### GIVEN EXERCISE
Identify the lines bearing the string "ylabel" and gather them.

### RECORDS PROVIDED
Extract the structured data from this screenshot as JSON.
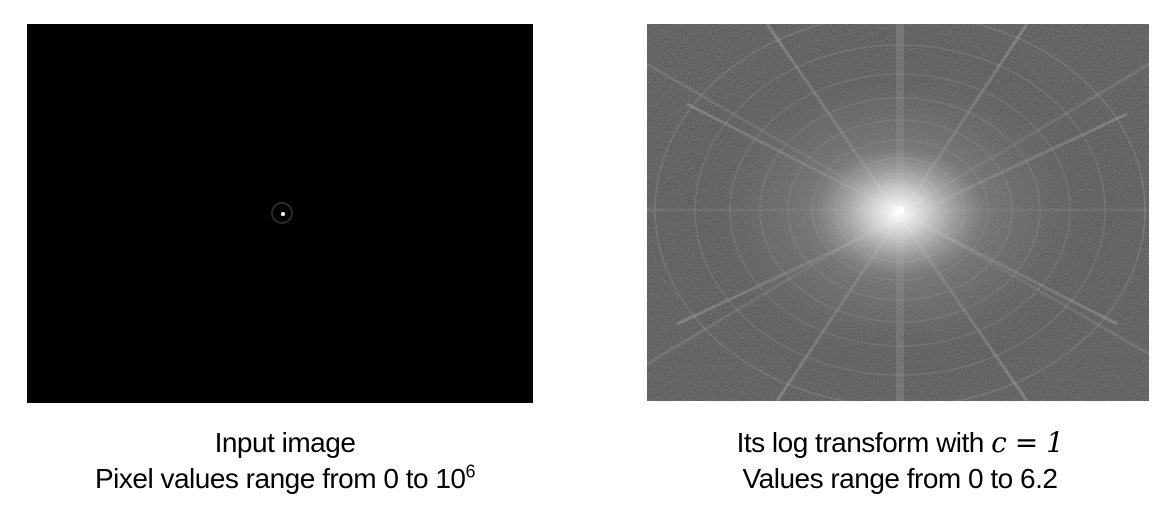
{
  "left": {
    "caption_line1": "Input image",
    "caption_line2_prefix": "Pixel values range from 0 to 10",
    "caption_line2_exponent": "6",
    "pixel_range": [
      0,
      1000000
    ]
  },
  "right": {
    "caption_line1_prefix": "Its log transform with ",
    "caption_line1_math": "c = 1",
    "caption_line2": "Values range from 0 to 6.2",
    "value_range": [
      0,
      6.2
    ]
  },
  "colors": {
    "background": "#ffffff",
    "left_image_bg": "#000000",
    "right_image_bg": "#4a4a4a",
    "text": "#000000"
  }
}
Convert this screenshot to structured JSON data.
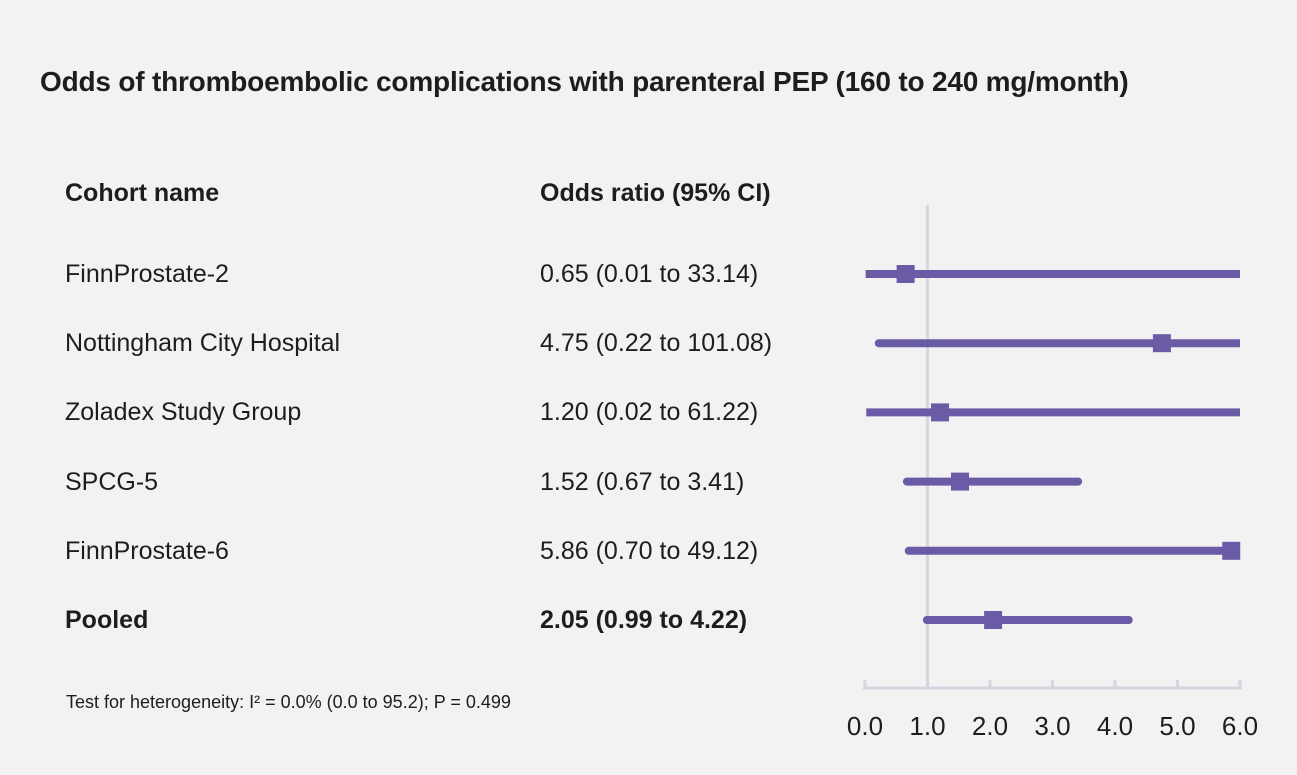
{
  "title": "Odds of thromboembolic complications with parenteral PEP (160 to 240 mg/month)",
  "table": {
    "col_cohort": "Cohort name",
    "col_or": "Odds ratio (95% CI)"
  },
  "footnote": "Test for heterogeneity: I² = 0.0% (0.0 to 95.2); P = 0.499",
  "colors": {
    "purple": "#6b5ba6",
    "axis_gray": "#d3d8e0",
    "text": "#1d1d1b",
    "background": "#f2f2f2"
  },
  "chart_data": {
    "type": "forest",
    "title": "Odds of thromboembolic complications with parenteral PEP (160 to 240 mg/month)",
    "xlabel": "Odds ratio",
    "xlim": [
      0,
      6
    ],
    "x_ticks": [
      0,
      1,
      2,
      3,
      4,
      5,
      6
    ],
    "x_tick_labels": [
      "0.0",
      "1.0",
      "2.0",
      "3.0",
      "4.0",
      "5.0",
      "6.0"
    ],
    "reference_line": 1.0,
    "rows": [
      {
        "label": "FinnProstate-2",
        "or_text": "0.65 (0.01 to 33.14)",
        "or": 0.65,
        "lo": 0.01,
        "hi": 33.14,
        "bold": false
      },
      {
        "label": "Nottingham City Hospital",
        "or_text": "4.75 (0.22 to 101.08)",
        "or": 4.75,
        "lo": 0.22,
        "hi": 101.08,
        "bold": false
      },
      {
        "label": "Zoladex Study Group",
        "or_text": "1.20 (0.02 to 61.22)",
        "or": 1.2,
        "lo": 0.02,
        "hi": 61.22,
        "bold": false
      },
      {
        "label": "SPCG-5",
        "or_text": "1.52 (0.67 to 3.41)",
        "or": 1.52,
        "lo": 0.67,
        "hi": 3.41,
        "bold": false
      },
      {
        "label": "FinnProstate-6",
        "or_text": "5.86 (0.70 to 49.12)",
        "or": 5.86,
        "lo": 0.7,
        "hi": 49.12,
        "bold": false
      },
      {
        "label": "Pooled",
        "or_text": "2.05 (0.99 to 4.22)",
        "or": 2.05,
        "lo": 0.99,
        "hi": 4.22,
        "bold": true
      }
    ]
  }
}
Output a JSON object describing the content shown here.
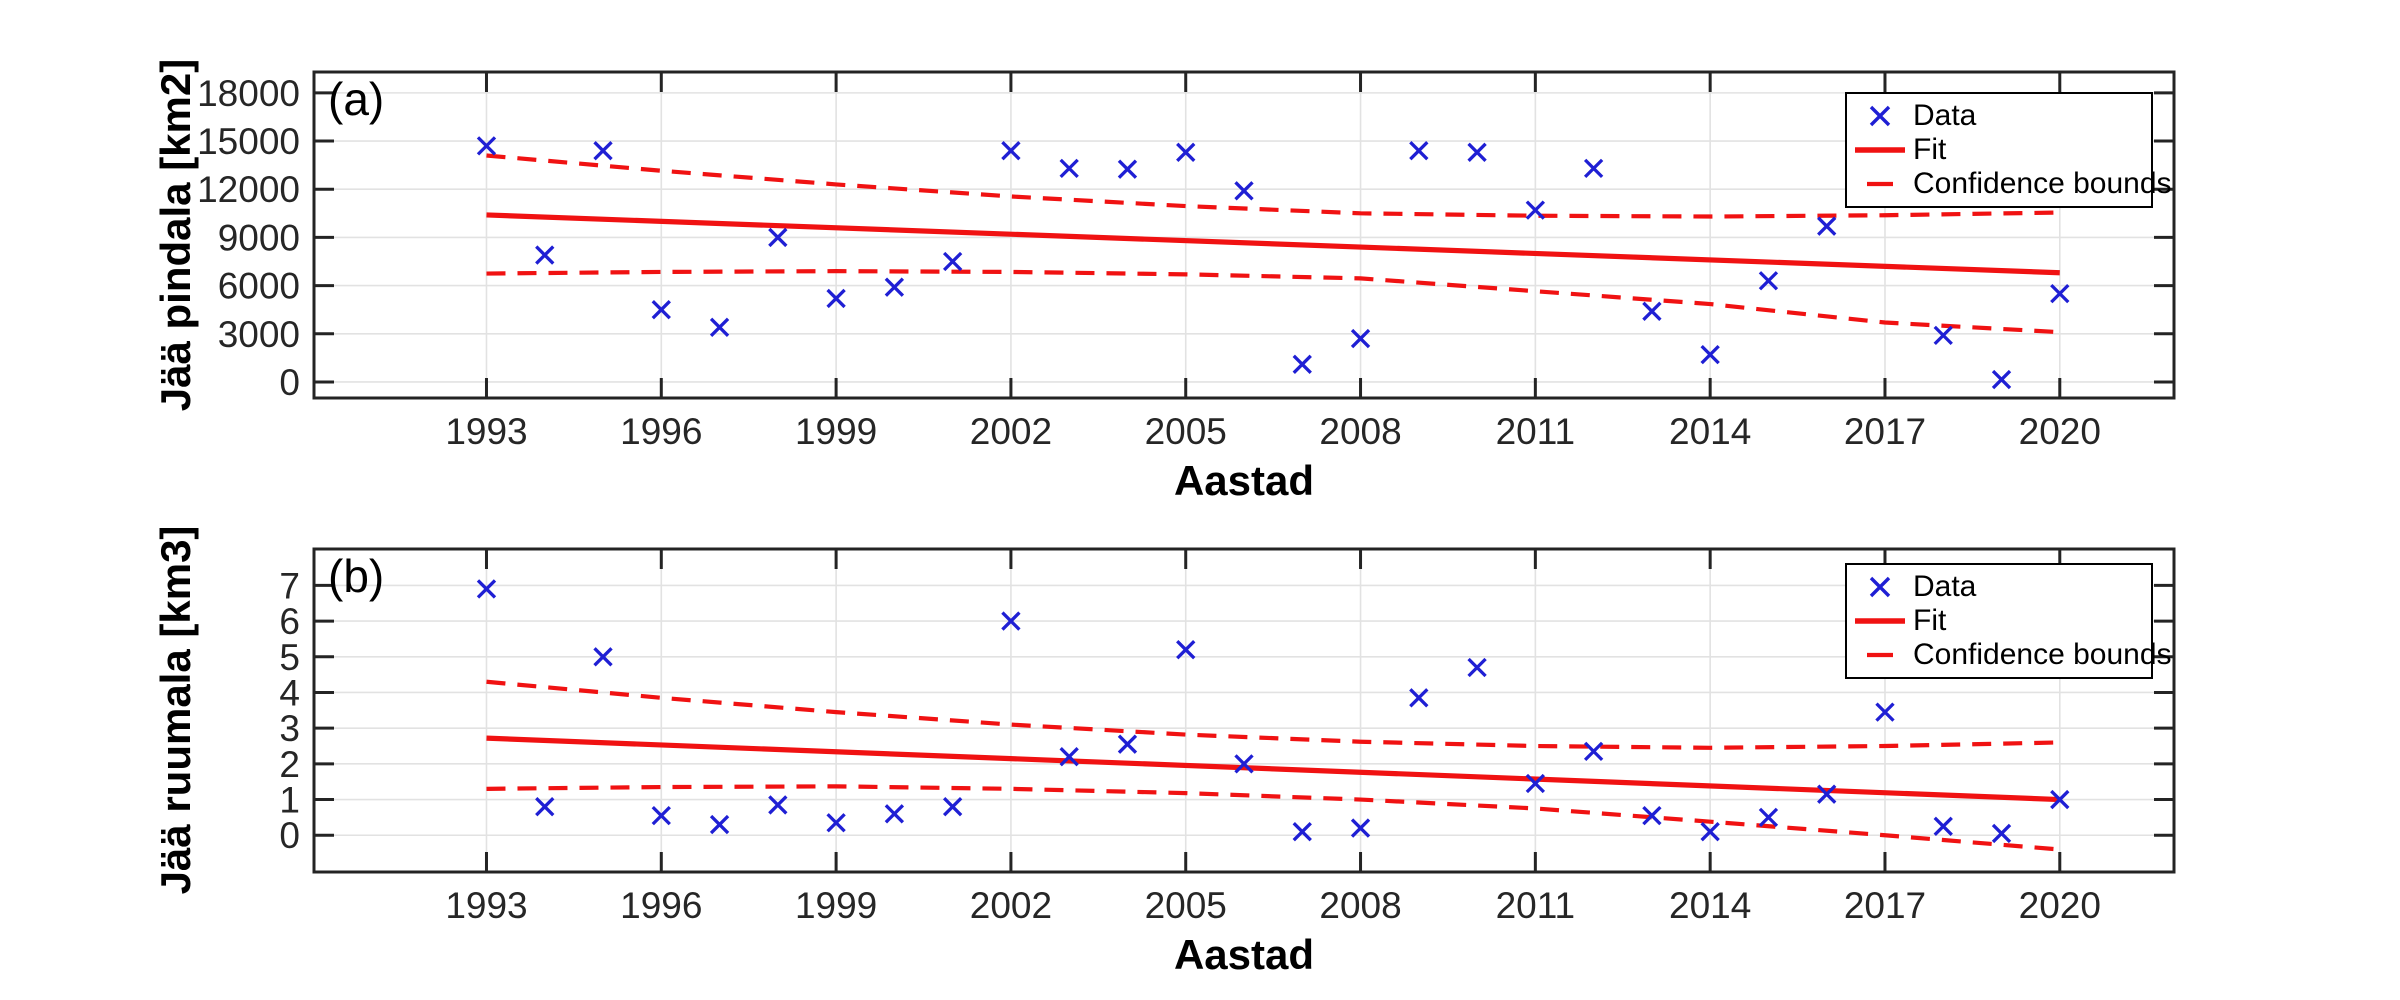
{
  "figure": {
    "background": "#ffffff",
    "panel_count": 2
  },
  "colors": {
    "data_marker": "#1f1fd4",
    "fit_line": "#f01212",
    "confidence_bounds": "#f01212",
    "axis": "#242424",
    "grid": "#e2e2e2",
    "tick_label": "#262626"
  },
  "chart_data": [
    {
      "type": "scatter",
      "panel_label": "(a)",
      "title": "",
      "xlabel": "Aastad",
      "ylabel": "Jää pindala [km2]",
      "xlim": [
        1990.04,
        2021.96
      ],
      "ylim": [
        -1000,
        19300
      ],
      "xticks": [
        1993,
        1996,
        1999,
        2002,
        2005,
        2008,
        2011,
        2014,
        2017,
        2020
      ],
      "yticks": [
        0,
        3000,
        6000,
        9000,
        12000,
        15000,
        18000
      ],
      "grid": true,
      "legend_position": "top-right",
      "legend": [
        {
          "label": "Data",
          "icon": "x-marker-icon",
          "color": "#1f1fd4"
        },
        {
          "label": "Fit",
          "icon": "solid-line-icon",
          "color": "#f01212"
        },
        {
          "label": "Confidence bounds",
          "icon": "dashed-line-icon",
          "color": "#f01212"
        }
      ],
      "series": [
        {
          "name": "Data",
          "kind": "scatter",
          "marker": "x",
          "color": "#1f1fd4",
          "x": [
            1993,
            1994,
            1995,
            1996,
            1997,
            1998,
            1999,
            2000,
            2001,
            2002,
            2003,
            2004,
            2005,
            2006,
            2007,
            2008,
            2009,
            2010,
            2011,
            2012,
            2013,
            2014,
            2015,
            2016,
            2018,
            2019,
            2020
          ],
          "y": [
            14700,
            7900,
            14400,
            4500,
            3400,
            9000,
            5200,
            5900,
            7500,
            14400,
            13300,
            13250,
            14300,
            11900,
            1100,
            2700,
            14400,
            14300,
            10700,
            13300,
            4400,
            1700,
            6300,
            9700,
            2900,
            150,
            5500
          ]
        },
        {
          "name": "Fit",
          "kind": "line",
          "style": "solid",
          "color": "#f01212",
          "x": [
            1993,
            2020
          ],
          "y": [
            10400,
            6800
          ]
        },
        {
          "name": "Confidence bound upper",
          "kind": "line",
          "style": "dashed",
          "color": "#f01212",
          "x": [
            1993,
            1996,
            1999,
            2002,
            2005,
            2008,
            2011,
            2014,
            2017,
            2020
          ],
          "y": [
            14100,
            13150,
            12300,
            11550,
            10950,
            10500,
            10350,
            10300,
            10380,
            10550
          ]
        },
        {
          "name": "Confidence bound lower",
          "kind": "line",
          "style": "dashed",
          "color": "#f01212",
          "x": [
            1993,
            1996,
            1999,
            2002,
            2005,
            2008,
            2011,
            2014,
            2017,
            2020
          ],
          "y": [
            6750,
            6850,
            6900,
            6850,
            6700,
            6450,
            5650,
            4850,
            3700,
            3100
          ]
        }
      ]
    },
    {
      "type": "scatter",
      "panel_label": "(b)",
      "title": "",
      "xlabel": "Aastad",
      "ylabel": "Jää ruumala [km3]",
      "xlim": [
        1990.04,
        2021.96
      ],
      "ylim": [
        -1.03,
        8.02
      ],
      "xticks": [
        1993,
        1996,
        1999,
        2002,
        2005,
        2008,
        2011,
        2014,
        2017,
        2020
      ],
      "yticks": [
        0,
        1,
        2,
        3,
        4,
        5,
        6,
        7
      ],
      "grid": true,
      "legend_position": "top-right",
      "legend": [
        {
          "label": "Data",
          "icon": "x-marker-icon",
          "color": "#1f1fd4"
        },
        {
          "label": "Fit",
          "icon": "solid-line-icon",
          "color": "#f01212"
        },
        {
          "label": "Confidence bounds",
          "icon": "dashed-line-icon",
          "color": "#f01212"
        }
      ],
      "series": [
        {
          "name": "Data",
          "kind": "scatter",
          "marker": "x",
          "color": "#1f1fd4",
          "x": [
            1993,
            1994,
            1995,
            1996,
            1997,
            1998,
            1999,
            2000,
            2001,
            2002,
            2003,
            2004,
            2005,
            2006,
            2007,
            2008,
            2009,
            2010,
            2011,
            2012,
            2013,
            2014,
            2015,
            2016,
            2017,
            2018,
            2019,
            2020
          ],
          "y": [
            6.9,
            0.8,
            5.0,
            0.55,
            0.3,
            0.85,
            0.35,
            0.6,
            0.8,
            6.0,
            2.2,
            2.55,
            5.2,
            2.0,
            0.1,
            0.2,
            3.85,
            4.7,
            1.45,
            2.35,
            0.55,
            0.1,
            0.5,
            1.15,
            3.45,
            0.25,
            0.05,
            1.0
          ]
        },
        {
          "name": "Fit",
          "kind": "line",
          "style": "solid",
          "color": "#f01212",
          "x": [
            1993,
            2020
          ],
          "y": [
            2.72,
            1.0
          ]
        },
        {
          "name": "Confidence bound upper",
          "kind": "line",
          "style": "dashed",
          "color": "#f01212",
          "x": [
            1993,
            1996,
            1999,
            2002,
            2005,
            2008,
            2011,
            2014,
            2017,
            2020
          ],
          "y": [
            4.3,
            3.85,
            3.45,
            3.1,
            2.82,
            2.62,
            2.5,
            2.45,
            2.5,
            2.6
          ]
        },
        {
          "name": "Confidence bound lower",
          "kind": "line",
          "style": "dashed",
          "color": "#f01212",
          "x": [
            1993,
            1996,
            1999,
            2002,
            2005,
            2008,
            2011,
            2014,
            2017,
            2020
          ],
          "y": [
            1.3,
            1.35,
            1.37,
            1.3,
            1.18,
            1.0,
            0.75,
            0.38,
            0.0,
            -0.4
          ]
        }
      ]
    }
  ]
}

### ANSWER TO THE TASK
      "ylabel": "Jää pindala [km2]",
      "ylabel": "Jää ruumala [km3]",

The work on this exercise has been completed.